Count every line of these entries that holds the word "good", and reply with the number only.

** Begin **

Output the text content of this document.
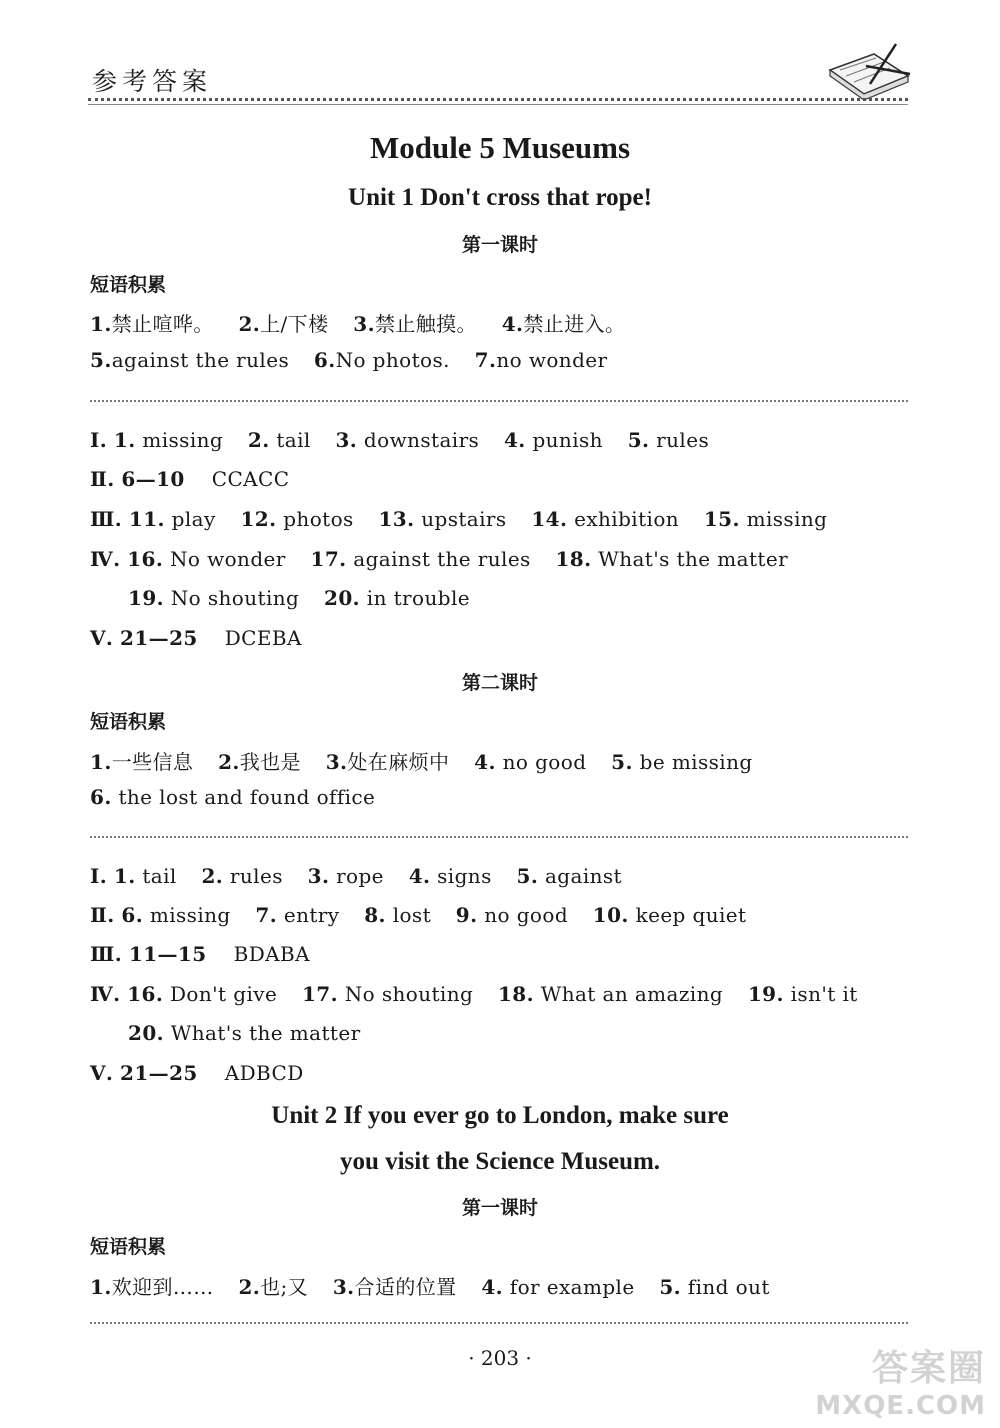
参考答案
Module 5 Museums
Unit 1 Don't cross that rope!
第一课时
短语积累
1.禁止喧哗。 2.上/下楼 3.禁止触摸。 4.禁止进入。
5.against the rules 6.No photos. 7.no wonder
Ⅰ. 1. missing 2. tail 3. downstairs 4. punish 5. rules
Ⅱ. 6—10 CCACC
Ⅲ. 11. play 12. photos 13. upstairs 14. exhibition 15. missing
Ⅳ. 16. No wonder 17. against the rules 18. What's the matter
19. No shouting 20. in trouble
Ⅴ. 21—25 DCEBA
第二课时
短语积累
1.一些信息 2.我也是 3.处在麻烦中 4. no good 5. be missing
6. the lost and found office
Ⅰ. 1. tail 2. rules 3. rope 4. signs 5. against
Ⅱ. 6. missing 7. entry 8. lost 9. no good 10. keep quiet
Ⅲ. 11—15 BDABA
Ⅳ. 16. Don't give 17. No shouting 18. What an amazing 19. isn't it
20. What's the matter
Ⅴ. 21—25 ADBCD
Unit 2 If you ever go to London, make sure
you visit the Science Museum.
第一课时
短语积累
1.欢迎到…… 2.也;又 3.合适的位置 4. for example 5. find out
· 203 ·	答案圈
MXQE.COM
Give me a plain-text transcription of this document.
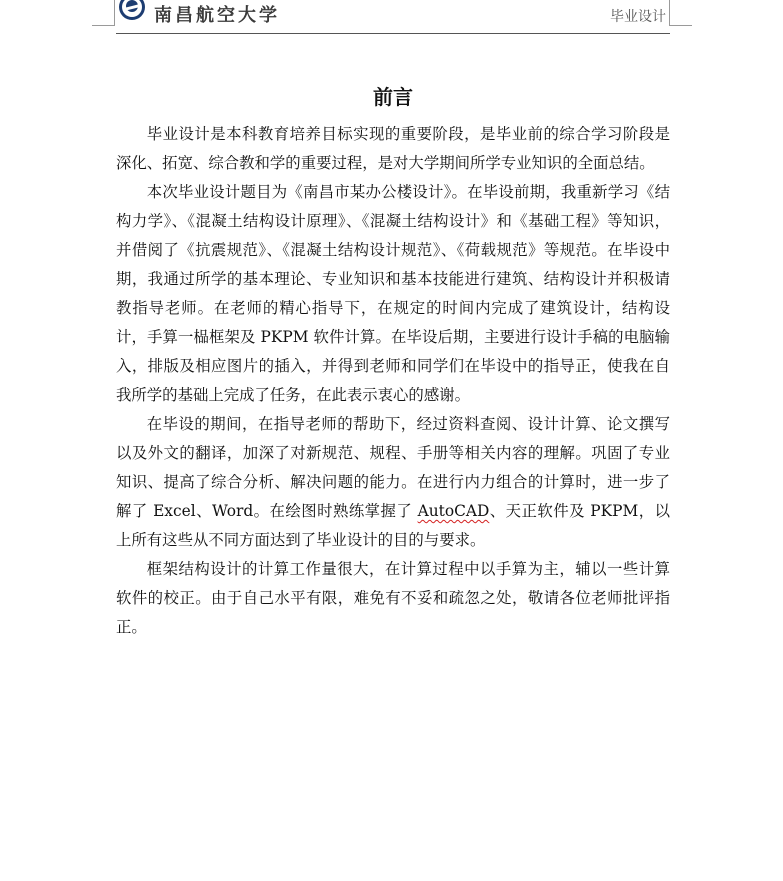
南昌航空大学	毕业设计
前言

毕业设计是本科教育培养目标实现的重要阶段，是毕业前的综合学习阶段是深化、拓宽、综合教和学的重要过程，是对大学期间所学专业知识的全面总结。

本次毕业设计题目为《南昌市某办公楼设计》。在毕设前期，我重新学习《结构力学》、《混凝土结构设计原理》、《混凝土结构设计》和《基础工程》等知识，并借阅了《抗震规范》、《混凝土结构设计规范》、《荷载规范》等规范。在毕设中期，我通过所学的基本理论、专业知识和基本技能进行建筑、结构设计并积极请教指导老师。在老师的精心指导下，在规定的时间内完成了建筑设计，结构设计，手算一榀框架及 PKPM 软件计算。在毕设后期，主要进行设计手稿的电脑输入，排版及相应图片的插入，并得到老师和同学们在毕设中的指导正，使我在自我所学的基础上完成了任务，在此表示衷心的感谢。

在毕设的期间，在指导老师的帮助下，经过资料查阅、设计计算、论文撰写以及外文的翻译，加深了对新规范、规程、手册等相关内容的理解。巩固了专业知识、提高了综合分析、解决问题的能力。在进行内力组合的计算时，进一步了解了 Excel、Word。在绘图时熟练掌握了 AutoCAD、天正软件及 PKPM，以上所有这些从不同方面达到了毕业设计的目的与要求。

框架结构设计的计算工作量很大，在计算过程中以手算为主，辅以一些计算软件的校正。由于自己水平有限，难免有不妥和疏忽之处，敬请各位老师批评指正。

** End **

# SOLUTION TO THIS EXERCISE
2